• [Page text]
The impact of total body water on breath alcohol calculations

Gregor S Reiter, Markus Boeckle, Christian Reiter, Monika H Seltenhammer

Research output: Journal article (peer-reviewed)Journal article

3 Citations (Scopus)

Abstract

Due to a legislative amendment in Austria to determine breath alcohol (BrAC) instead of blood alcohol (BAC) in connection with traffic offences, many results of blood alcohol calculations were simply converted using distinct conversion factors. In Austria, the transformation of BAC to BrAC was carried out by using a factor of 1:2000, which, however, is commonly known to be too low. Noticing the great demand for a calculation method that is not exclusively based on blood alcohol, a formula for calculating breath alcohol based on blood alcohol was published in 1989, but in which the body surface area (BSA) was considered the most important influencing variable. In order to refine this new method, a liquor intake experiment was conducted combined with measurements of total body water (TBW) as an additional variable, using hand to foot bioelectrical impedance assessment (BIA). The test group comprised 37 men and 40 women to evaluate the accuracy of TBW and BSA as an individual parameter for alcohol concentration. The correlation coefficient of BrAC with TBW was constantly higher than with BSA (maximum = 0.921 at 1 h and 45 min after cessation of alcohol intake). These results are valid for both men and women as well as in a gender independent calculation. Hence, for an accurate back calculation of BrAC adjusted values of eliminations rates had to be found. This study describes mean elimination rates of BrAC for both men (0.065 ± 0.011 mg/L h-1) and women (0.074 ± 0.017 mg/L h-1). As previously shown women displayed a significantly higher elimination rate than men (p = 0.006).

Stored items
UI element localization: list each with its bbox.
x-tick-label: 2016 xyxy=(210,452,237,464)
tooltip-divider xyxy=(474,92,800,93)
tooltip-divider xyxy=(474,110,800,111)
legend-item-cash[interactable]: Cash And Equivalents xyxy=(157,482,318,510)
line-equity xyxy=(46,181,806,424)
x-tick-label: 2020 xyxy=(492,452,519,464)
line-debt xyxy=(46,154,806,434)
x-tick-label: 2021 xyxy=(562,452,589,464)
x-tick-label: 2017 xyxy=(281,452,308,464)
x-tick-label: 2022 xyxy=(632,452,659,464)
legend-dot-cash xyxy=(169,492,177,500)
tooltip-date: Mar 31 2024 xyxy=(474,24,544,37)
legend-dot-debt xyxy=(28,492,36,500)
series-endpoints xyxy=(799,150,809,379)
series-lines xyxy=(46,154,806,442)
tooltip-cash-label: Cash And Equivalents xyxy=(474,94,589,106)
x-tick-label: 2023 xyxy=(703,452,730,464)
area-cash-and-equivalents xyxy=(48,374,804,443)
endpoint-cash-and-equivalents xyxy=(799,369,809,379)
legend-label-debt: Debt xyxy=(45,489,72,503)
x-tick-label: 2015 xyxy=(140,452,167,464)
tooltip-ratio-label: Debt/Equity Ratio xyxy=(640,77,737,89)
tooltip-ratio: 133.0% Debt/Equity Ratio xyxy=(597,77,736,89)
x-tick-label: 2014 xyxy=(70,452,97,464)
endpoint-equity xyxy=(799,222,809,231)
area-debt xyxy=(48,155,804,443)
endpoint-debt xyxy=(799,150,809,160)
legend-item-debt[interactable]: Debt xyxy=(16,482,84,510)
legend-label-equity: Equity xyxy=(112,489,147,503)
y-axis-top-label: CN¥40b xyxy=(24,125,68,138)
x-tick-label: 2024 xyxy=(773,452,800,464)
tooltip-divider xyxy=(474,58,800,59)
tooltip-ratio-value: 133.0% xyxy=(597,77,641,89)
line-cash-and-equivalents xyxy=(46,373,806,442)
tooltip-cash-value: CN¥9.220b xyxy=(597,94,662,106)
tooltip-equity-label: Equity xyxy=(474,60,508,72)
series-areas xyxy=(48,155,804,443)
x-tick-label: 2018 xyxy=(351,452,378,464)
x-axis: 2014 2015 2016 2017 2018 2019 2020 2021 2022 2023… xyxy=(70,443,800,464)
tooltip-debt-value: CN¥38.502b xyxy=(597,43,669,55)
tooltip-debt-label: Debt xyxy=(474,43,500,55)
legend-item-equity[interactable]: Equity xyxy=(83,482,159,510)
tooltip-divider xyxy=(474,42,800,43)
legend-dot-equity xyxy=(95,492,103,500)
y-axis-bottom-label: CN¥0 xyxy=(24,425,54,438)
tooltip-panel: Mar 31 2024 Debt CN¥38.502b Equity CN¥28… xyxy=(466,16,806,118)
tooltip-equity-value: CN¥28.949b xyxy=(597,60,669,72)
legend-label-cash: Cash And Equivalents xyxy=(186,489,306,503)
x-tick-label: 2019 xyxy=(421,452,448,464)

• [Requirement A]
Using the abstract above, decide whether each statement agrees with it. For each, answer yes or no and quote the deciding words.
(i) The factor used in Austria to convert BAC to BrAC is commonly known to be too low.
(ii) The formula published in 1989 treated total body water as the most important influencing variable.
(iii) The test group included more men than women.
• [Requirement B]
Answer these questions from the abstract above:
(i) What method was used to measure total body water?
(ii) What was the maximum correlation coefficient of BrAC with TBW, and when was it reached?
(iii) What mean elimination rate of BrAC does the study describe for women?

• [Exercise response A]
(i) Yes: "In Austria, the transformation of BAC to BrAC was carried out by using a factor of 1:2000, which, however, is commonly known to be too low."
(ii) No: "in which the body surface area (BSA) was considered the most important influencing variable"
(iii) No: "The test group comprised 37 men and 40 women"

• [Exercise response B]
(i) Hand to foot bioelectrical impedance assessment (BIA).
(ii) 0.921, at 1 h and 45 min after cessation of alcohol intake.
(iii) 0.074 ± 0.017 mg/L h-1.